# LISTED ENTRIES start

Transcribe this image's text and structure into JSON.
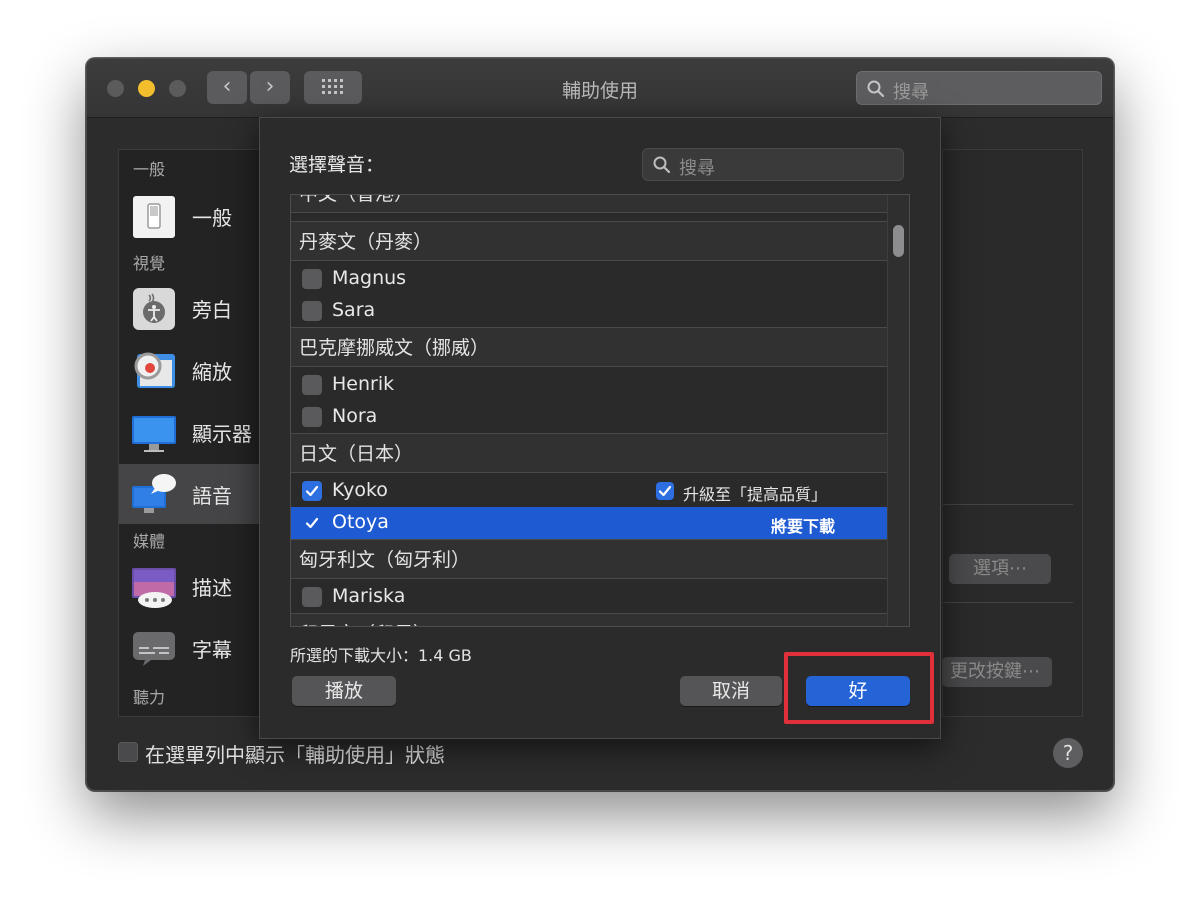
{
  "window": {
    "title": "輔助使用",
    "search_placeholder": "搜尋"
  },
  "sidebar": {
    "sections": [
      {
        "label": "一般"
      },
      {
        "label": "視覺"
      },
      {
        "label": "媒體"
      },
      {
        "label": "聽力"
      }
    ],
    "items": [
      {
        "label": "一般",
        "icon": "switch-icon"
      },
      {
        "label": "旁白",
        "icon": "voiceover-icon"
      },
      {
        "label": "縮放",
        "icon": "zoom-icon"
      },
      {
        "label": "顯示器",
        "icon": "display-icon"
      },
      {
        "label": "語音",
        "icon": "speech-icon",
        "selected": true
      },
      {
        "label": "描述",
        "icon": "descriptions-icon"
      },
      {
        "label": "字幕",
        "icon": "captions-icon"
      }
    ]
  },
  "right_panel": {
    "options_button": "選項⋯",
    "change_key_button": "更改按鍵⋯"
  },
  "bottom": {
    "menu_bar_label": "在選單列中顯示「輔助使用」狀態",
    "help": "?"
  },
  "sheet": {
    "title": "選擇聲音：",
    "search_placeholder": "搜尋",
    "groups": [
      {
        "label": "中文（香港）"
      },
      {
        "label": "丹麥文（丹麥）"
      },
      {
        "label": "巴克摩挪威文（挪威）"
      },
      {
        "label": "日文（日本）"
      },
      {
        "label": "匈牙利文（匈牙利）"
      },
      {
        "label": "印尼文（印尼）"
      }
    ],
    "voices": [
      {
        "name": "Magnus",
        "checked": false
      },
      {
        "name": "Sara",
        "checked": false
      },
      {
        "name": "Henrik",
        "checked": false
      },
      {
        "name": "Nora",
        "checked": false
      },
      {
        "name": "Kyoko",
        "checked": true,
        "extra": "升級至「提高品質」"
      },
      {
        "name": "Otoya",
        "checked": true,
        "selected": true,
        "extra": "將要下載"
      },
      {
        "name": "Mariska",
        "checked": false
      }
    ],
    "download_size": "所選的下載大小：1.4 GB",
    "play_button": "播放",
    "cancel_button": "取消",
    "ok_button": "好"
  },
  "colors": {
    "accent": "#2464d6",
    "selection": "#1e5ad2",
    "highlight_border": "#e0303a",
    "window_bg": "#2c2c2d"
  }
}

# LISTED ENTRIES end

PROBLEM TO WORK ON: Repeat each entry exactly as it appears; skip any picture.

RESULT OF THE EXERCISE:
Transcribe this image's text and structure into JSON.
{
  "window": {
    "title": "輔助使用",
    "search_placeholder": "搜尋"
  },
  "sidebar": {
    "sections": [
      {
        "label": "一般"
      },
      {
        "label": "視覺"
      },
      {
        "label": "媒體"
      },
      {
        "label": "聽力"
      }
    ],
    "items": [
      {
        "label": "一般",
        "icon": "switch-icon"
      },
      {
        "label": "旁白",
        "icon": "voiceover-icon"
      },
      {
        "label": "縮放",
        "icon": "zoom-icon"
      },
      {
        "label": "顯示器",
        "icon": "display-icon"
      },
      {
        "label": "語音",
        "icon": "speech-icon",
        "selected": true
      },
      {
        "label": "描述",
        "icon": "descriptions-icon"
      },
      {
        "label": "字幕",
        "icon": "captions-icon"
      }
    ]
  },
  "right_panel": {
    "options_button": "選項⋯",
    "change_key_button": "更改按鍵⋯"
  },
  "bottom": {
    "menu_bar_label": "在選單列中顯示「輔助使用」狀態",
    "help": "?"
  },
  "sheet": {
    "title": "選擇聲音：",
    "search_placeholder": "搜尋",
    "groups": [
      {
        "label": "中文（香港）"
      },
      {
        "label": "丹麥文（丹麥）"
      },
      {
        "label": "巴克摩挪威文（挪威）"
      },
      {
        "label": "日文（日本）"
      },
      {
        "label": "匈牙利文（匈牙利）"
      },
      {
        "label": "印尼文（印尼）"
      }
    ],
    "voices": [
      {
        "name": "Magnus",
        "checked": false
      },
      {
        "name": "Sara",
        "checked": false
      },
      {
        "name": "Henrik",
        "checked": false
      },
      {
        "name": "Nora",
        "checked": false
      },
      {
        "name": "Kyoko",
        "checked": true,
        "extra": "升級至「提高品質」"
      },
      {
        "name": "Otoya",
        "checked": true,
        "selected": true,
        "extra": "將要下載"
      },
      {
        "name": "Mariska",
        "checked": false
      }
    ],
    "download_size": "所選的下載大小：1.4 GB",
    "play_button": "播放",
    "cancel_button": "取消",
    "ok_button": "好"
  },
  "colors": {
    "accent": "#2464d6",
    "selection": "#1e5ad2",
    "highlight_border": "#e0303a",
    "window_bg": "#2c2c2d"
  }
}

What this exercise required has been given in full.